> TASK BRIEF:
Retype all of the data. Every line must match exactly.

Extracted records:
--------------------

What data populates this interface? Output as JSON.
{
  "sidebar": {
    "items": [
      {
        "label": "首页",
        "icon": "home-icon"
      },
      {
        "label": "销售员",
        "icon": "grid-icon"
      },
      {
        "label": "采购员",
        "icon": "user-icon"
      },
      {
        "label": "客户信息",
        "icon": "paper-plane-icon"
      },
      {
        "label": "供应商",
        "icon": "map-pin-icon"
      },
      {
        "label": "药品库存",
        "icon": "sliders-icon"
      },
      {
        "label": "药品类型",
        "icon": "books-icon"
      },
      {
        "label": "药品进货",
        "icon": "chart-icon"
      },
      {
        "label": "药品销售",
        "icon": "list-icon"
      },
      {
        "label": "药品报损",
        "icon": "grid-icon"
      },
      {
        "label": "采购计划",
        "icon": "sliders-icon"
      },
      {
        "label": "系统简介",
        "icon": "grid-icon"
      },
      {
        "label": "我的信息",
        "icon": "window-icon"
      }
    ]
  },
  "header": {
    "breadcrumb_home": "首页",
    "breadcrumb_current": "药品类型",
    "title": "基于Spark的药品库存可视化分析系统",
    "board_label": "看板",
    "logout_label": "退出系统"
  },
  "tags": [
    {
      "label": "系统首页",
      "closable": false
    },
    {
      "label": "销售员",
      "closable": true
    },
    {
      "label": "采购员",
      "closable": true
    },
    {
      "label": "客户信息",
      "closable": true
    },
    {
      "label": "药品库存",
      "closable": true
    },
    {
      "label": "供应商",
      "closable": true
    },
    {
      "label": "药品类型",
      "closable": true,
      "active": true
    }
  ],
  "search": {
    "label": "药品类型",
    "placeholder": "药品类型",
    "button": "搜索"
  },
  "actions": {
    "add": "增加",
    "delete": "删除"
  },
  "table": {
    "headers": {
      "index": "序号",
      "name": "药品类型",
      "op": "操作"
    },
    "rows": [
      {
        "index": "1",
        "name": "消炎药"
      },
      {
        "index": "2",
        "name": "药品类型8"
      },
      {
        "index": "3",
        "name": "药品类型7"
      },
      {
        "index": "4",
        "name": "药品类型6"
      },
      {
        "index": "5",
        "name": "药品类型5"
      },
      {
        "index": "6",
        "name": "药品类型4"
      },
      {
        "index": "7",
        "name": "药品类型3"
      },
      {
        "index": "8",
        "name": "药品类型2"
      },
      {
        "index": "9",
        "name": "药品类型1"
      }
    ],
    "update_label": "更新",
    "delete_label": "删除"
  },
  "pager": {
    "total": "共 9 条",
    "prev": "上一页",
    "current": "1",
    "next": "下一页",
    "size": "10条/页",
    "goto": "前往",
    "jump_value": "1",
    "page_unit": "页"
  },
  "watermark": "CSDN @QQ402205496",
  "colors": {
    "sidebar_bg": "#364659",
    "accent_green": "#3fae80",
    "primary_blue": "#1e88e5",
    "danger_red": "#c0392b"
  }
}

--------------------

> SOLUTION TO THE EXERCISE:
What data populates this interface? Output as JSON.
{
  "sidebar": {
    "items": [
      {
        "label": "首页",
        "icon": "home-icon"
      },
      {
        "label": "销售员",
        "icon": "grid-icon"
      },
      {
        "label": "采购员",
        "icon": "user-icon"
      },
      {
        "label": "客户信息",
        "icon": "paper-plane-icon"
      },
      {
        "label": "供应商",
        "icon": "map-pin-icon"
      },
      {
        "label": "药品库存",
        "icon": "sliders-icon"
      },
      {
        "label": "药品类型",
        "icon": "books-icon"
      },
      {
        "label": "药品进货",
        "icon": "chart-icon"
      },
      {
        "label": "药品销售",
        "icon": "list-icon"
      },
      {
        "label": "药品报损",
        "icon": "grid-icon"
      },
      {
        "label": "采购计划",
        "icon": "sliders-icon"
      },
      {
        "label": "系统简介",
        "icon": "grid-icon"
      },
      {
        "label": "我的信息",
        "icon": "window-icon"
      }
    ]
  },
  "header": {
    "breadcrumb_home": "首页",
    "breadcrumb_current": "药品类型",
    "title": "基于Spark的药品库存可视化分析系统",
    "board_label": "看板",
    "logout_label": "退出系统"
  },
  "tags": [
    {
      "label": "系统首页",
      "closable": false
    },
    {
      "label": "销售员",
      "closable": true
    },
    {
      "label": "采购员",
      "closable": true
    },
    {
      "label": "客户信息",
      "closable": true
    },
    {
      "label": "药品库存",
      "closable": true
    },
    {
      "label": "供应商",
      "closable": true
    },
    {
      "label": "药品类型",
      "closable": true,
      "active": true
    }
  ],
  "search": {
    "label": "药品类型",
    "placeholder": "药品类型",
    "button": "搜索"
  },
  "actions": {
    "add": "增加",
    "delete": "删除"
  },
  "table": {
    "headers": {
      "index": "序号",
      "name": "药品类型",
      "op": "操作"
    },
    "rows": [
      {
        "index": "1",
        "name": "消炎药"
      },
      {
        "index": "2",
        "name": "药品类型8"
      },
      {
        "index": "3",
        "name": "药品类型7"
      },
      {
        "index": "4",
        "name": "药品类型6"
      },
      {
        "index": "5",
        "name": "药品类型5"
      },
      {
        "index": "6",
        "name": "药品类型4"
      },
      {
        "index": "7",
        "name": "药品类型3"
      },
      {
        "index": "8",
        "name": "药品类型2"
      },
      {
        "index": "9",
        "name": "药品类型1"
      }
    ],
    "update_label": "更新",
    "delete_label": "删除"
  },
  "pager": {
    "total": "共 9 条",
    "prev": "上一页",
    "current": "1",
    "next": "下一页",
    "size": "10条/页",
    "goto": "前往",
    "jump_value": "1",
    "page_unit": "页"
  },
  "watermark": "CSDN @QQ402205496",
  "colors": {
    "sidebar_bg": "#364659",
    "accent_green": "#3fae80",
    "primary_blue": "#1e88e5",
    "danger_red": "#c0392b"
  }
}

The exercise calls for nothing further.